* WRITTEN INSTRUCTION
Switch every "retweet" in the listing to "repost" and write the lines out again with nothing else changed. Leave the pictures out.

Source records
________
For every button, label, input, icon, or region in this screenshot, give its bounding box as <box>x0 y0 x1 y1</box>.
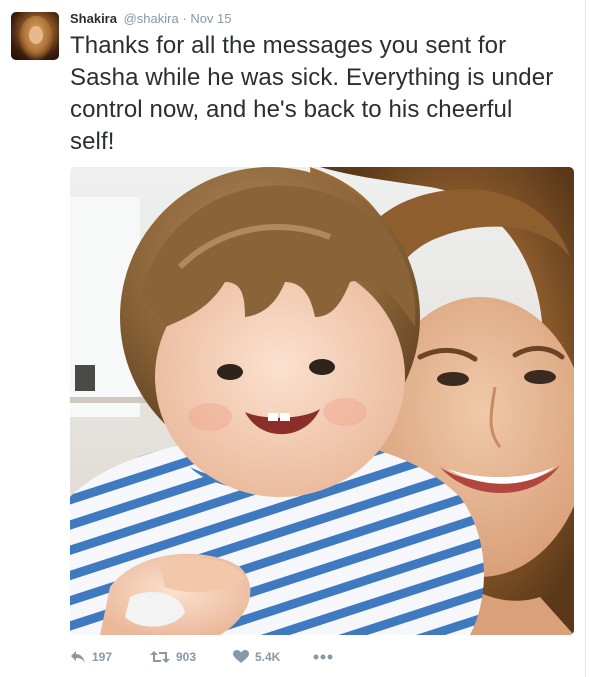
retweet-button[interactable]: 903 <box>150 650 233 664</box>
avatar[interactable] <box>11 12 59 60</box>
tweet-header: Shakira @shakira · Nov 15 <box>70 11 232 27</box>
tweet-date[interactable]: Nov 15 <box>190 11 231 26</box>
retweet-icon <box>150 650 170 664</box>
like-count: 5.4K <box>255 650 281 664</box>
more-button[interactable] <box>313 654 333 660</box>
retweet-count: 903 <box>176 650 197 664</box>
reply-button[interactable]: 197 <box>70 650 150 664</box>
author-handle[interactable]: @shakira <box>124 11 179 26</box>
reply-count: 197 <box>92 650 113 664</box>
heart-icon <box>233 650 249 664</box>
like-button[interactable]: 5.4K <box>233 650 313 664</box>
more-dots-icon <box>313 654 333 660</box>
tweet-photo[interactable] <box>70 167 574 635</box>
tweet-text: Thanks for all the messages you sent for… <box>70 32 554 155</box>
avatar-face <box>29 26 43 44</box>
photo-illustration <box>70 167 574 635</box>
tweet-card: Shakira @shakira · Nov 15 Thanks for all… <box>0 0 586 677</box>
reply-icon <box>70 650 86 664</box>
author-name[interactable]: Shakira <box>70 11 117 26</box>
tweet-actions: 197 903 5.4K <box>70 646 333 668</box>
header-separator: · <box>182 11 187 26</box>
________
* RESPONSE BELOW
For every button, label, input, icon, or region in this screenshot, give its bounding box as <box>x0 y0 x1 y1</box>.
repost-button[interactable]: 903 <box>150 650 233 664</box>
avatar[interactable] <box>11 12 59 60</box>
tweet-header: Shakira @shakira · Nov 15 <box>70 11 232 27</box>
tweet-date[interactable]: Nov 15 <box>190 11 231 26</box>
repost-icon <box>150 650 170 664</box>
like-count: 5.4K <box>255 650 281 664</box>
more-button[interactable] <box>313 654 333 660</box>
repost-count: 903 <box>176 650 197 664</box>
reply-button[interactable]: 197 <box>70 650 150 664</box>
author-handle[interactable]: @shakira <box>124 11 179 26</box>
reply-count: 197 <box>92 650 113 664</box>
heart-icon <box>233 650 249 664</box>
like-button[interactable]: 5.4K <box>233 650 313 664</box>
more-dots-icon <box>313 654 333 660</box>
tweet-photo[interactable] <box>70 167 574 635</box>
tweet-text: Thanks for all the messages you sent for… <box>70 32 554 155</box>
avatar-face <box>29 26 43 44</box>
photo-illustration <box>70 167 574 635</box>
tweet-card: Shakira @shakira · Nov 15 Thanks for all… <box>0 0 586 677</box>
reply-icon <box>70 650 86 664</box>
author-name[interactable]: Shakira <box>70 11 117 26</box>
tweet-actions: 197 903 5.4K <box>70 646 333 668</box>
header-separator: · <box>182 11 187 26</box>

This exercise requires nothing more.